SET EXERCISE
Scan the lines below for the word "Überbelichtungswarnung". Copy each line you find it in.
++++++++++
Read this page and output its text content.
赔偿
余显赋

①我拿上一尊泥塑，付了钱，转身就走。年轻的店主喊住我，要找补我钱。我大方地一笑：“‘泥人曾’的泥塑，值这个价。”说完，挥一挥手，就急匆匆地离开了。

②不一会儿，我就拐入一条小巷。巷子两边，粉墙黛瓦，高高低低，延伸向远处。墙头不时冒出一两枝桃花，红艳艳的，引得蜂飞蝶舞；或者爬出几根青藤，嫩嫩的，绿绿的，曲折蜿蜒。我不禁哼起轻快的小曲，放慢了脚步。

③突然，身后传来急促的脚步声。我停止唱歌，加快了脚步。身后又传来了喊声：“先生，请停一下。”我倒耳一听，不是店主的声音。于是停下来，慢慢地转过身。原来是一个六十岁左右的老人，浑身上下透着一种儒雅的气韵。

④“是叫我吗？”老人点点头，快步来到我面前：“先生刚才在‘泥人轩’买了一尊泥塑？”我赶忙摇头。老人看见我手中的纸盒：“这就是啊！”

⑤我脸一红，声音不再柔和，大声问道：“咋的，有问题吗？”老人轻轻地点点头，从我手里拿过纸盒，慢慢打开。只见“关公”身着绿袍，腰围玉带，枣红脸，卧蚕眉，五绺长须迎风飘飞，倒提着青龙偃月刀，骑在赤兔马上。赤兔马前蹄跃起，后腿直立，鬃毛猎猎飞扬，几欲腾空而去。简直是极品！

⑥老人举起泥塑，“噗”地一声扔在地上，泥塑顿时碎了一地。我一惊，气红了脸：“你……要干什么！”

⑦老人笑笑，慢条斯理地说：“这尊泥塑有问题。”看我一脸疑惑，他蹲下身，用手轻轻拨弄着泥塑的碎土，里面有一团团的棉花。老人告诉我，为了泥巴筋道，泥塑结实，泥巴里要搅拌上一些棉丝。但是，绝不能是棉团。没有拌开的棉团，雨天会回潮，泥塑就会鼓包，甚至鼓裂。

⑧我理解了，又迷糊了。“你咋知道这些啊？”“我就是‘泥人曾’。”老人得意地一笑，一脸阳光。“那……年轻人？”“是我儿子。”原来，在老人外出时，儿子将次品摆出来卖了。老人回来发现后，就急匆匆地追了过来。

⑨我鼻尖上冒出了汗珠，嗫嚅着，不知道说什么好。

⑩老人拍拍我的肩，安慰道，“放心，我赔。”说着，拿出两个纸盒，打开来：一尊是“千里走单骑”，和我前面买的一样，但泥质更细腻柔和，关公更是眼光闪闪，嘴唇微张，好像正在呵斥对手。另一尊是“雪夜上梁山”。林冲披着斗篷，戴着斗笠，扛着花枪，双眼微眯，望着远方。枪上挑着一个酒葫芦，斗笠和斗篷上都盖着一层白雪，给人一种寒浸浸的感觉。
++++++++++
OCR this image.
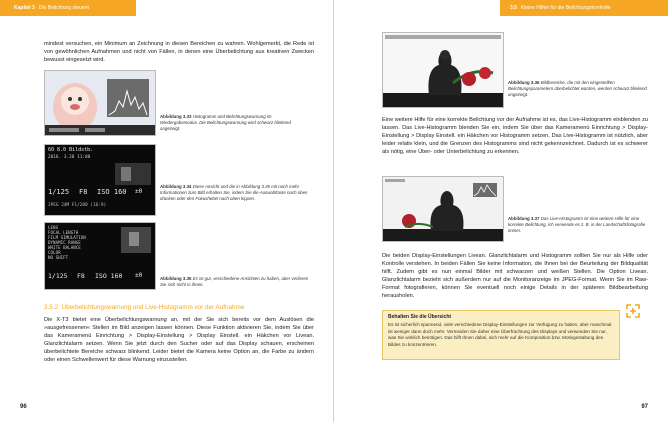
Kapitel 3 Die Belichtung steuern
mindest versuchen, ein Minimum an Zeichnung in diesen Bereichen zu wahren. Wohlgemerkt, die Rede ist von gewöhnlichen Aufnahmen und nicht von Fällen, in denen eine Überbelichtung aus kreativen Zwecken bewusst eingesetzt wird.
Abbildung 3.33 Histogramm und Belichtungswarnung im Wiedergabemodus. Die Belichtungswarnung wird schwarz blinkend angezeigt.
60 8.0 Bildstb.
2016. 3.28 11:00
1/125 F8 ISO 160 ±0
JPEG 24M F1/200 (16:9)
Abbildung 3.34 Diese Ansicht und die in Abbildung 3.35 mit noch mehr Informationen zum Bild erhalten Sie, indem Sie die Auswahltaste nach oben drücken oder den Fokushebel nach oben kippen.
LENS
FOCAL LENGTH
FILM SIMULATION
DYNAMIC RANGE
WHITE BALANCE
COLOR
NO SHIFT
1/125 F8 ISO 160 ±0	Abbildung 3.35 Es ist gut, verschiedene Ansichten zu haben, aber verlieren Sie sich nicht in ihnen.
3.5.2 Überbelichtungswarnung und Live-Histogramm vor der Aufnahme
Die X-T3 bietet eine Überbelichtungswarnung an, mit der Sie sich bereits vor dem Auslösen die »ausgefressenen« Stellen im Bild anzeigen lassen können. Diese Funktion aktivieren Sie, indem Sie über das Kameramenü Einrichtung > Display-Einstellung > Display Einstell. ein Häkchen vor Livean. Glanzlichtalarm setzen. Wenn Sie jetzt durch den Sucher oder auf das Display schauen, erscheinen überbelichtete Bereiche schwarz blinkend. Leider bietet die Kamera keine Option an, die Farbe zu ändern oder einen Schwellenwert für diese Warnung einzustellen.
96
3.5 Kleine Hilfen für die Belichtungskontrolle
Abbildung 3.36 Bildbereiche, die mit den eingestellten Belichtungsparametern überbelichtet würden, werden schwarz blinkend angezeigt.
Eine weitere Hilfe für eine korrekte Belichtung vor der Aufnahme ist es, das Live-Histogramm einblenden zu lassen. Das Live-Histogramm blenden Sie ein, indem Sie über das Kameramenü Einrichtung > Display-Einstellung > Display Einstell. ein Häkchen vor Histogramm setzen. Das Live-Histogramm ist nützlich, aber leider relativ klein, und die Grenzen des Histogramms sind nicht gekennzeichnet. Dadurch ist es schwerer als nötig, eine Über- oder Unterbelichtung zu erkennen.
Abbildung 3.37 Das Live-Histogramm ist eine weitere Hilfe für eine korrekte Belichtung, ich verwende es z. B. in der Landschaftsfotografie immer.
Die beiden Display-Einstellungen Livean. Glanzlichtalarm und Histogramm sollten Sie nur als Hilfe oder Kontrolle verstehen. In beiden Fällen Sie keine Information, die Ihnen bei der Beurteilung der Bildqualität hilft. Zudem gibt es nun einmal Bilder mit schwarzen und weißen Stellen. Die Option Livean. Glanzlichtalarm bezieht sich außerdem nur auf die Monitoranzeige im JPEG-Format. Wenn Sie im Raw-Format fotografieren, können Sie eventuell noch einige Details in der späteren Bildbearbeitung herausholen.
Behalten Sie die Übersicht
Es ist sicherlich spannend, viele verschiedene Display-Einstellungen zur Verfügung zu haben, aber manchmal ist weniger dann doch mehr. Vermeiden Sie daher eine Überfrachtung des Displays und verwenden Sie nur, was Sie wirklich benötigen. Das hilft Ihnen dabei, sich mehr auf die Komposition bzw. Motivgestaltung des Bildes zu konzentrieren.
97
++++++++++
RESULT
3.5.2 Überbelichtungswarnung und Live-Histogramm vor der Aufnahme
Die X-T3 bietet eine Überbelichtungswarnung an, mit der Sie sich bereits vor dem Auslösen die »ausgefressenen« Stellen im Bild anzeigen lassen können. Diese Funktion aktivieren Sie, indem Sie über das Kameramenü Einrichtung > Display-Einstellung > Display Einstell. ein Häkchen vor Livean. Glanzlichtalarm setzen. Wenn Sie jetzt durch den Sucher oder auf das Display schauen, erscheinen überbelichtete Bereiche schwarz blinkend. Leider bietet die Kamera keine Option an, die Farbe zu ändern oder einen Schwellenwert für diese Warnung einzustellen.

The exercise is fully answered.